(Entries with figure data)

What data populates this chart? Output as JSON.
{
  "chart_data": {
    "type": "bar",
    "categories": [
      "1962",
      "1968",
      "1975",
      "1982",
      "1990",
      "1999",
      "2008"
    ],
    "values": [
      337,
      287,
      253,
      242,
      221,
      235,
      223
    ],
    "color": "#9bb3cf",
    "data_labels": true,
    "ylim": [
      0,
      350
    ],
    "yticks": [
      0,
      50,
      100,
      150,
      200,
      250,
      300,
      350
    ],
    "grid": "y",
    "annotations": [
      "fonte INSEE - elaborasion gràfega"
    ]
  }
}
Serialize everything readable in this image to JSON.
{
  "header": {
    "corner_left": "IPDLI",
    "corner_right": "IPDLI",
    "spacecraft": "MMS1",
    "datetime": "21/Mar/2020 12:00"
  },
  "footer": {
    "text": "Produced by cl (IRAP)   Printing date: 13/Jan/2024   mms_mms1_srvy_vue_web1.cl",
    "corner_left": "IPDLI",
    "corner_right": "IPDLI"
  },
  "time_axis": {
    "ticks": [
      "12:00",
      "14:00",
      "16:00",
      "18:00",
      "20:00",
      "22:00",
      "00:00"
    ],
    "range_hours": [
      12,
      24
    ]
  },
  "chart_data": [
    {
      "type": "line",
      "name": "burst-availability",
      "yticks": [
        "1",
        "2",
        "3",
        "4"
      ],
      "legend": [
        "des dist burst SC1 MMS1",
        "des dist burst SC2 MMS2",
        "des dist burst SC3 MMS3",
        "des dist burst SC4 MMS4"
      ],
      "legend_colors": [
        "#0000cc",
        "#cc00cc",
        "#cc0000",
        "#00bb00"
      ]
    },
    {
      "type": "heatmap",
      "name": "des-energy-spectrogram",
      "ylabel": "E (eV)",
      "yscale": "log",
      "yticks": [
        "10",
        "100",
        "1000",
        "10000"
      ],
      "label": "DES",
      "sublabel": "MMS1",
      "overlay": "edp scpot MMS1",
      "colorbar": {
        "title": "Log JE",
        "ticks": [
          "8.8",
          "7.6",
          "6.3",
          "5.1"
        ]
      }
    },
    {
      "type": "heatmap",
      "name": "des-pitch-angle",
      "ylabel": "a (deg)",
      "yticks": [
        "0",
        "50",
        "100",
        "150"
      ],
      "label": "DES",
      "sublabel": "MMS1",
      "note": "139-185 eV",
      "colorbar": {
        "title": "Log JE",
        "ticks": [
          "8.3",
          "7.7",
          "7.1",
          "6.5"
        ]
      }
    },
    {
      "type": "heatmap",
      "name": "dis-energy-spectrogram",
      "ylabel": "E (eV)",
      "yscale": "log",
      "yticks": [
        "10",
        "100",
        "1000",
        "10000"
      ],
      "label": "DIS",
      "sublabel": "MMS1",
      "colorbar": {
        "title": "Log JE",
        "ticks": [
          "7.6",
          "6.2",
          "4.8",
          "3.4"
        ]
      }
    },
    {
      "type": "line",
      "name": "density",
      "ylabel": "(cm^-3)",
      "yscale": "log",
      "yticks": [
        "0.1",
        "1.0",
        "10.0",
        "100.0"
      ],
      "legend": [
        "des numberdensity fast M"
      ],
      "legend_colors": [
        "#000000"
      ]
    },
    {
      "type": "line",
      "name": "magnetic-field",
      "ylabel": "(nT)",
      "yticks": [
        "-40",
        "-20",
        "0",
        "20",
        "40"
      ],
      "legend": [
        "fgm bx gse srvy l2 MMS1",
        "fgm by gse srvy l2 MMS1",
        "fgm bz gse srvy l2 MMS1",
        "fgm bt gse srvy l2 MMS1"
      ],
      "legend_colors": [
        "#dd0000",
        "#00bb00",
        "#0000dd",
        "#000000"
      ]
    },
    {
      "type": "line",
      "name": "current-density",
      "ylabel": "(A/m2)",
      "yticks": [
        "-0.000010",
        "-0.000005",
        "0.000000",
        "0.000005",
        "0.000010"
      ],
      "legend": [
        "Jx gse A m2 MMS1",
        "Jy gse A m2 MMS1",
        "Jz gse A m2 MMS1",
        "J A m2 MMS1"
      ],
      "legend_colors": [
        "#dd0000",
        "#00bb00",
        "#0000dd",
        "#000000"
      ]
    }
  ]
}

▶ _Exercise aim_
Each entry above is to be printed again exactly.

▶ _Reply to the exercise_
What data populates this chart? Output as JSON.
{
  "chart_data": {
    "type": "bar",
    "categories": [
      "1962",
      "1968",
      "1975",
      "1982",
      "1990",
      "1999",
      "2008"
    ],
    "values": [
      337,
      287,
      253,
      242,
      221,
      235,
      223
    ],
    "color": "#9bb3cf",
    "data_labels": true,
    "ylim": [
      0,
      350
    ],
    "yticks": [
      0,
      50,
      100,
      150,
      200,
      250,
      300,
      350
    ],
    "grid": "y",
    "annotations": [
      "fonte INSEE - elaborasion gràfega"
    ]
  }
}
Serialize everything readable in this image to JSON.
{
  "header": {
    "corner_left": "IPDLI",
    "corner_right": "IPDLI",
    "spacecraft": "MMS1",
    "datetime": "21/Mar/2020 12:00"
  },
  "footer": {
    "text": "Produced by cl (IRAP)   Printing date: 13/Jan/2024   mms_mms1_srvy_vue_web1.cl",
    "corner_left": "IPDLI",
    "corner_right": "IPDLI"
  },
  "time_axis": {
    "ticks": [
      "12:00",
      "14:00",
      "16:00",
      "18:00",
      "20:00",
      "22:00",
      "00:00"
    ],
    "range_hours": [
      12,
      24
    ]
  },
  "chart_data": [
    {
      "type": "line",
      "name": "burst-availability",
      "yticks": [
        "1",
        "2",
        "3",
        "4"
      ],
      "legend": [
        "des dist burst SC1 MMS1",
        "des dist burst SC2 MMS2",
        "des dist burst SC3 MMS3",
        "des dist burst SC4 MMS4"
      ],
      "legend_colors": [
        "#0000cc",
        "#cc00cc",
        "#cc0000",
        "#00bb00"
      ]
    },
    {
      "type": "heatmap",
      "name": "des-energy-spectrogram",
      "ylabel": "E (eV)",
      "yscale": "log",
      "yticks": [
        "10",
        "100",
        "1000",
        "10000"
      ],
      "label": "DES",
      "sublabel": "MMS1",
      "overlay": "edp scpot MMS1",
      "colorbar": {
        "title": "Log JE",
        "ticks": [
          "8.8",
          "7.6",
          "6.3",
          "5.1"
        ]
      }
    },
    {
      "type": "heatmap",
      "name": "des-pitch-angle",
      "ylabel": "a (deg)",
      "yticks": [
        "0",
        "50",
        "100",
        "150"
      ],
      "label": "DES",
      "sublabel": "MMS1",
      "note": "139-185 eV",
      "colorbar": {
        "title": "Log JE",
        "ticks": [
          "8.3",
          "7.7",
          "7.1",
          "6.5"
        ]
      }
    },
    {
      "type": "heatmap",
      "name": "dis-energy-spectrogram",
      "ylabel": "E (eV)",
      "yscale": "log",
      "yticks": [
        "10",
        "100",
        "1000",
        "10000"
      ],
      "label": "DIS",
      "sublabel": "MMS1",
      "colorbar": {
        "title": "Log JE",
        "ticks": [
          "7.6",
          "6.2",
          "4.8",
          "3.4"
        ]
      }
    },
    {
      "type": "line",
      "name": "density",
      "ylabel": "(cm^-3)",
      "yscale": "log",
      "yticks": [
        "0.1",
        "1.0",
        "10.0",
        "100.0"
      ],
      "legend": [
        "des numberdensity fast M"
      ],
      "legend_colors": [
        "#000000"
      ]
    },
    {
      "type": "line",
      "name": "magnetic-field",
      "ylabel": "(nT)",
      "yticks": [
        "-40",
        "-20",
        "0",
        "20",
        "40"
      ],
      "legend": [
        "fgm bx gse srvy l2 MMS1",
        "fgm by gse srvy l2 MMS1",
        "fgm bz gse srvy l2 MMS1",
        "fgm bt gse srvy l2 MMS1"
      ],
      "legend_colors": [
        "#dd0000",
        "#00bb00",
        "#0000dd",
        "#000000"
      ]
    },
    {
      "type": "line",
      "name": "current-density",
      "ylabel": "(A/m2)",
      "yticks": [
        "-0.000010",
        "-0.000005",
        "0.000000",
        "0.000005",
        "0.000010"
      ],
      "legend": [
        "Jx gse A m2 MMS1",
        "Jy gse A m2 MMS1",
        "Jz gse A m2 MMS1",
        "J A m2 MMS1"
      ],
      "legend_colors": [
        "#dd0000",
        "#00bb00",
        "#0000dd",
        "#000000"
      ]
    }
  ]
}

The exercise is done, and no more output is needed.